[Given problem]
Lines containing the string "mojo" are to be counted; report the number and nothing more.

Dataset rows
++++

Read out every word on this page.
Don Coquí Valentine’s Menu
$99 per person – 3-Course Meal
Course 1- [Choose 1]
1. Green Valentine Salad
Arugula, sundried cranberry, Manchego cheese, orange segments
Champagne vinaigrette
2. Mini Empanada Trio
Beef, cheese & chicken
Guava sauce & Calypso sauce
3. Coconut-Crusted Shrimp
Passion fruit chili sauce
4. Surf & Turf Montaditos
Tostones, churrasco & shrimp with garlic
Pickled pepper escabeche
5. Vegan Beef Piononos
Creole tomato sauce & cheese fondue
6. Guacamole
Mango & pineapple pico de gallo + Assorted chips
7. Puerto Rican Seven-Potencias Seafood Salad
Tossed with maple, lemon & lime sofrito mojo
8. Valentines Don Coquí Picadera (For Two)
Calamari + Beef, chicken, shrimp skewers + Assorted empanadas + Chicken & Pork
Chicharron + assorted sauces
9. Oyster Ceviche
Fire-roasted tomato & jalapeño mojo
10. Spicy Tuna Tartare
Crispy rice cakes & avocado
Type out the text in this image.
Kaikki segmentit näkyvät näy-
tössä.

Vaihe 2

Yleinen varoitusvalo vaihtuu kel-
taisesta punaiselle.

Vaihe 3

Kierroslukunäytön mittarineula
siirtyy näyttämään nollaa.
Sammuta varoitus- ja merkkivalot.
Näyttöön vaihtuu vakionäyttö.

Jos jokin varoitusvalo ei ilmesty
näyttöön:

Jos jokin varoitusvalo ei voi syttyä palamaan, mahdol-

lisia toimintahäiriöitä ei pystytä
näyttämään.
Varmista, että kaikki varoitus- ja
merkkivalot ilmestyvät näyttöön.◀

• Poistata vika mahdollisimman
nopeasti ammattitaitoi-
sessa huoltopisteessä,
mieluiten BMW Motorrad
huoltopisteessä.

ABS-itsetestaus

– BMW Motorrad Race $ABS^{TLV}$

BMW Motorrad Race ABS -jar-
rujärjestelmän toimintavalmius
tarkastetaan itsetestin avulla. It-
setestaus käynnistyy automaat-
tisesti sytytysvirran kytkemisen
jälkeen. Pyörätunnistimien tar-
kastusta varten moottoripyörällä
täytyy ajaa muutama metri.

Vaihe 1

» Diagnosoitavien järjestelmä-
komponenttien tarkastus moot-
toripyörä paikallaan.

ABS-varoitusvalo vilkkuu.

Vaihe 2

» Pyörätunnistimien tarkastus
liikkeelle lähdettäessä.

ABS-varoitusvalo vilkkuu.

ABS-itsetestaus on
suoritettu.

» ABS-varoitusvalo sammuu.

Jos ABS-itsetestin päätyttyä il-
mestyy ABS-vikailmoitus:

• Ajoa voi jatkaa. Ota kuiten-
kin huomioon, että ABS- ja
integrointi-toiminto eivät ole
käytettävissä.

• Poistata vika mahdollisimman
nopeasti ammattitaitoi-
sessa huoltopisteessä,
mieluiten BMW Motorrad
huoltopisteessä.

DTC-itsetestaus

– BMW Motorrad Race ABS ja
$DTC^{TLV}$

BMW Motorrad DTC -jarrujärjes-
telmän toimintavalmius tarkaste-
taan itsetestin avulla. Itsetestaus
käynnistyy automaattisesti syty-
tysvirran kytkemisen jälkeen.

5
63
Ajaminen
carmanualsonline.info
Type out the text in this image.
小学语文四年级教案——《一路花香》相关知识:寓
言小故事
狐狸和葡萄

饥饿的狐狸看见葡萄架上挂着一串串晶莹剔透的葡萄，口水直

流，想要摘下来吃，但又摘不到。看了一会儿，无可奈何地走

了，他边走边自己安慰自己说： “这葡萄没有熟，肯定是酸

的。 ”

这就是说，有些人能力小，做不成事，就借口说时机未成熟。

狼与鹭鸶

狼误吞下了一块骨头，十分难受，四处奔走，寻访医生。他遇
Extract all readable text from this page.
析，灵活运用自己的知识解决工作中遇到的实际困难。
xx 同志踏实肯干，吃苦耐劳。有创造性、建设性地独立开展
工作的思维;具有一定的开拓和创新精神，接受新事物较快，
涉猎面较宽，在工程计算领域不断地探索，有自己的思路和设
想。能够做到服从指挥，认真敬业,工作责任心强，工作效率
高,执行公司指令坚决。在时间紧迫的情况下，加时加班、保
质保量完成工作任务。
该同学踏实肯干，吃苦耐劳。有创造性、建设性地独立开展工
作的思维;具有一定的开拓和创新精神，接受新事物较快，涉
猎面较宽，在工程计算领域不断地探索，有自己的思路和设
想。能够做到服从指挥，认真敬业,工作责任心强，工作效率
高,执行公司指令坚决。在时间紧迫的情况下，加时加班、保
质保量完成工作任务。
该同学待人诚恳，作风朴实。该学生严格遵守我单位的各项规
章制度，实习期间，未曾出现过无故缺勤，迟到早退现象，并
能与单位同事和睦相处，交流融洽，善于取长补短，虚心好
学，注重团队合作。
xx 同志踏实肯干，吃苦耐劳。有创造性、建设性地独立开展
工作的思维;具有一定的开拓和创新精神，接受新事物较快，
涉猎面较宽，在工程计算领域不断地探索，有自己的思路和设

++++

[Solution to the problem]
2